Start of EXTRACTED RECORDS

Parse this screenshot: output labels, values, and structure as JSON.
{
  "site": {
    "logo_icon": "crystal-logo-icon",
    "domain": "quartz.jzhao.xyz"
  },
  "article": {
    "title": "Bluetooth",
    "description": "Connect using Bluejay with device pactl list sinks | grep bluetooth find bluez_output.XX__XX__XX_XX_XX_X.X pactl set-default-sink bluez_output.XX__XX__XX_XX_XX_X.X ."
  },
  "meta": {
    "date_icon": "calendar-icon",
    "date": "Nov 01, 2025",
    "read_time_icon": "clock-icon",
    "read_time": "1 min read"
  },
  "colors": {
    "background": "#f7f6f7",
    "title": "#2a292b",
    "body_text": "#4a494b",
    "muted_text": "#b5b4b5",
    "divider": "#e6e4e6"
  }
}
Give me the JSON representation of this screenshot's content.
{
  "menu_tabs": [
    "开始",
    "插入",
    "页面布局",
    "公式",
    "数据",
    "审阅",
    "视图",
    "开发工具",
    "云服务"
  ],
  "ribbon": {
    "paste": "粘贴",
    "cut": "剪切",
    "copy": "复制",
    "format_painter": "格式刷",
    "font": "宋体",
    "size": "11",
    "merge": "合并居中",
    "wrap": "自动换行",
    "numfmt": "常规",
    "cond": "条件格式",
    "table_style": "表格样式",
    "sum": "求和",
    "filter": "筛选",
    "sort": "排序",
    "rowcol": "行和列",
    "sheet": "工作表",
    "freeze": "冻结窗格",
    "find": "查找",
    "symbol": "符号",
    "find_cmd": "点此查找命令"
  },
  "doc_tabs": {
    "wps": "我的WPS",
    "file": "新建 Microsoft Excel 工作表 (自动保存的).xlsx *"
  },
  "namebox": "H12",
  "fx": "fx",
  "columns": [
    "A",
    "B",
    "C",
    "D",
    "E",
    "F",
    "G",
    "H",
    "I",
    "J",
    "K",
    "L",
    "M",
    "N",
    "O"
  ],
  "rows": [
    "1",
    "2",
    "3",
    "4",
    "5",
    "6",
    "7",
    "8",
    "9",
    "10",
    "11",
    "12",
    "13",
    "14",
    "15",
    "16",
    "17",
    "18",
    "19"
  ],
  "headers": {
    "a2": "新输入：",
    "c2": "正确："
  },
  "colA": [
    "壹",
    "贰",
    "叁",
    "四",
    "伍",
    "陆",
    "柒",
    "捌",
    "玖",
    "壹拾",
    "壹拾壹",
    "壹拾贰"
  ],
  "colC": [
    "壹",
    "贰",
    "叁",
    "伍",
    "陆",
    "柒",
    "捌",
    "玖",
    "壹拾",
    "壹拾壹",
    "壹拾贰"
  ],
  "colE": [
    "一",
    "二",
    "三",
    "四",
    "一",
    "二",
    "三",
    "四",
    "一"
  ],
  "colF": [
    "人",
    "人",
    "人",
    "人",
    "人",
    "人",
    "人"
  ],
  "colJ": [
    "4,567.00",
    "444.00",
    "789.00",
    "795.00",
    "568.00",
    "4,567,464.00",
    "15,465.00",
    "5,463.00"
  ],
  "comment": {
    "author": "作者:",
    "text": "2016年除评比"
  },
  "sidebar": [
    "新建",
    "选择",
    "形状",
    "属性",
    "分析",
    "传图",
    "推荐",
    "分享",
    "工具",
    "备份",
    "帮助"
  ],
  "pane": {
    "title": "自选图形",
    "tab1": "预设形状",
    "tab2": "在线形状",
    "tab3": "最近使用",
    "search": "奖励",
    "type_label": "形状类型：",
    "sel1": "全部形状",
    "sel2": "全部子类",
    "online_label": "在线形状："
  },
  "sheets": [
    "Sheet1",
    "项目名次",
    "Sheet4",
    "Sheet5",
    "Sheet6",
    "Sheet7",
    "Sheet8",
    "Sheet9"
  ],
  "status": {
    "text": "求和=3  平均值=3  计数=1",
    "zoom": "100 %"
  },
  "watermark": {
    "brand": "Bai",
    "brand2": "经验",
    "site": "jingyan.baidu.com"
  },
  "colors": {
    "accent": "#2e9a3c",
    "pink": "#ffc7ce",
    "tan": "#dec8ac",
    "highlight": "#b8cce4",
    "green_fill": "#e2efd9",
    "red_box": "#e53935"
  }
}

End of EXTRACTED RECORDS

Transcribe every entry word for word.

**SOLUTION**
Parse this screenshot: output labels, values, and structure as JSON.
{
  "site": {
    "logo_icon": "crystal-logo-icon",
    "domain": "quartz.jzhao.xyz"
  },
  "article": {
    "title": "Bluetooth",
    "description": "Connect using Bluejay with device pactl list sinks | grep bluetooth find bluez_output.XX__XX__XX_XX_XX_X.X pactl set-default-sink bluez_output.XX__XX__XX_XX_XX_X.X ."
  },
  "meta": {
    "date_icon": "calendar-icon",
    "date": "Nov 01, 2025",
    "read_time_icon": "clock-icon",
    "read_time": "1 min read"
  },
  "colors": {
    "background": "#f7f6f7",
    "title": "#2a292b",
    "body_text": "#4a494b",
    "muted_text": "#b5b4b5",
    "divider": "#e6e4e6"
  }
}
Give me the JSON representation of this screenshot's content.
{
  "menu_tabs": [
    "开始",
    "插入",
    "页面布局",
    "公式",
    "数据",
    "审阅",
    "视图",
    "开发工具",
    "云服务"
  ],
  "ribbon": {
    "paste": "粘贴",
    "cut": "剪切",
    "copy": "复制",
    "format_painter": "格式刷",
    "font": "宋体",
    "size": "11",
    "merge": "合并居中",
    "wrap": "自动换行",
    "numfmt": "常规",
    "cond": "条件格式",
    "table_style": "表格样式",
    "sum": "求和",
    "filter": "筛选",
    "sort": "排序",
    "rowcol": "行和列",
    "sheet": "工作表",
    "freeze": "冻结窗格",
    "find": "查找",
    "symbol": "符号",
    "find_cmd": "点此查找命令"
  },
  "doc_tabs": {
    "wps": "我的WPS",
    "file": "新建 Microsoft Excel 工作表 (自动保存的).xlsx *"
  },
  "namebox": "H12",
  "fx": "fx",
  "columns": [
    "A",
    "B",
    "C",
    "D",
    "E",
    "F",
    "G",
    "H",
    "I",
    "J",
    "K",
    "L",
    "M",
    "N",
    "O"
  ],
  "rows": [
    "1",
    "2",
    "3",
    "4",
    "5",
    "6",
    "7",
    "8",
    "9",
    "10",
    "11",
    "12",
    "13",
    "14",
    "15",
    "16",
    "17",
    "18",
    "19"
  ],
  "headers": {
    "a2": "新输入：",
    "c2": "正确："
  },
  "colA": [
    "壹",
    "贰",
    "叁",
    "四",
    "伍",
    "陆",
    "柒",
    "捌",
    "玖",
    "壹拾",
    "壹拾壹",
    "壹拾贰"
  ],
  "colC": [
    "壹",
    "贰",
    "叁",
    "伍",
    "陆",
    "柒",
    "捌",
    "玖",
    "壹拾",
    "壹拾壹",
    "壹拾贰"
  ],
  "colE": [
    "一",
    "二",
    "三",
    "四",
    "一",
    "二",
    "三",
    "四",
    "一"
  ],
  "colF": [
    "人",
    "人",
    "人",
    "人",
    "人",
    "人",
    "人"
  ],
  "colJ": [
    "4,567.00",
    "444.00",
    "789.00",
    "795.00",
    "568.00",
    "4,567,464.00",
    "15,465.00",
    "5,463.00"
  ],
  "comment": {
    "author": "作者:",
    "text": "2016年除评比"
  },
  "sidebar": [
    "新建",
    "选择",
    "形状",
    "属性",
    "分析",
    "传图",
    "推荐",
    "分享",
    "工具",
    "备份",
    "帮助"
  ],
  "pane": {
    "title": "自选图形",
    "tab1": "预设形状",
    "tab2": "在线形状",
    "tab3": "最近使用",
    "search": "奖励",
    "type_label": "形状类型：",
    "sel1": "全部形状",
    "sel2": "全部子类",
    "online_label": "在线形状："
  },
  "sheets": [
    "Sheet1",
    "项目名次",
    "Sheet4",
    "Sheet5",
    "Sheet6",
    "Sheet7",
    "Sheet8",
    "Sheet9"
  ],
  "status": {
    "text": "求和=3  平均值=3  计数=1",
    "zoom": "100 %"
  },
  "watermark": {
    "brand": "Bai",
    "brand2": "经验",
    "site": "jingyan.baidu.com"
  },
  "colors": {
    "accent": "#2e9a3c",
    "pink": "#ffc7ce",
    "tan": "#dec8ac",
    "highlight": "#b8cce4",
    "green_fill": "#e2efd9",
    "red_box": "#e53935"
  }
}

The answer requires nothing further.